[What you should do] Copy the lines below word for word, omitting the picture.

[Lines from a dataset]
▼

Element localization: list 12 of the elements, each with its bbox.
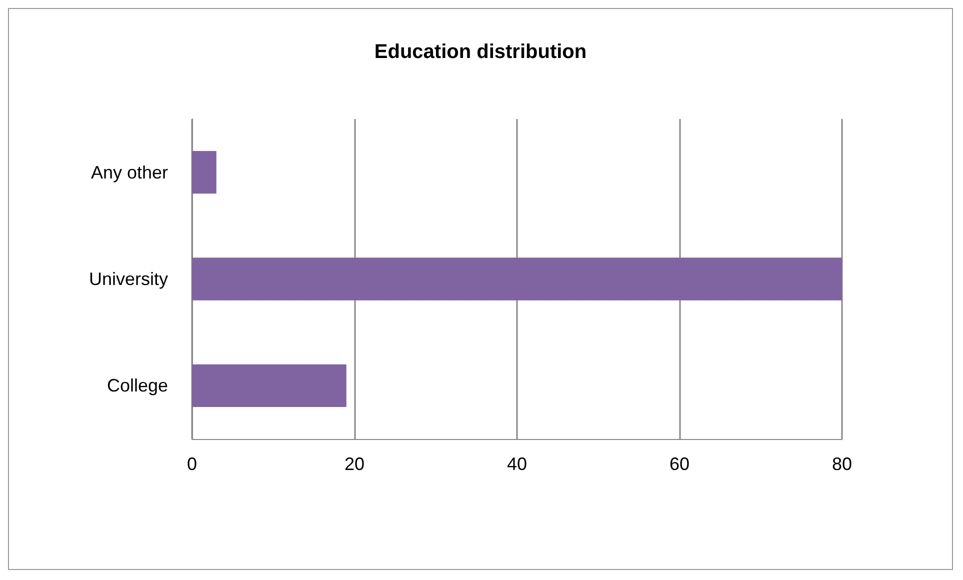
bar — [192, 258, 842, 300]
x-tick-label: 20 — [344, 454, 365, 474]
x-tick-label: 40 — [506, 454, 528, 474]
bar — [192, 364, 346, 407]
x-tick-label: 80 — [832, 454, 852, 474]
x-tick-label: 60 — [669, 454, 690, 474]
y-tick-label: Any other — [90, 162, 168, 182]
bar — [192, 151, 216, 194]
chart-title: Education distribution — [374, 41, 587, 63]
x-tick-label: 0 — [186, 454, 198, 474]
y-tick-label: University — [88, 269, 168, 289]
y-tick-label: College — [106, 376, 168, 396]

▲

[Worked solution]
Element localization: list 12 of the elements, each with its bbox.
bar — [192, 258, 842, 300]
x-tick-label: 20 — [344, 454, 365, 474]
x-tick-label: 40 — [506, 454, 528, 474]
bar — [192, 364, 346, 407]
x-tick-label: 80 — [832, 454, 852, 474]
x-tick-label: 60 — [669, 454, 690, 474]
y-tick-label: Any other — [90, 162, 168, 182]
bar — [192, 151, 216, 194]
chart-title: Education distribution — [374, 41, 587, 63]
x-tick-label: 0 — [186, 454, 198, 474]
y-tick-label: University — [88, 269, 168, 289]
y-tick-label: College — [106, 376, 168, 396]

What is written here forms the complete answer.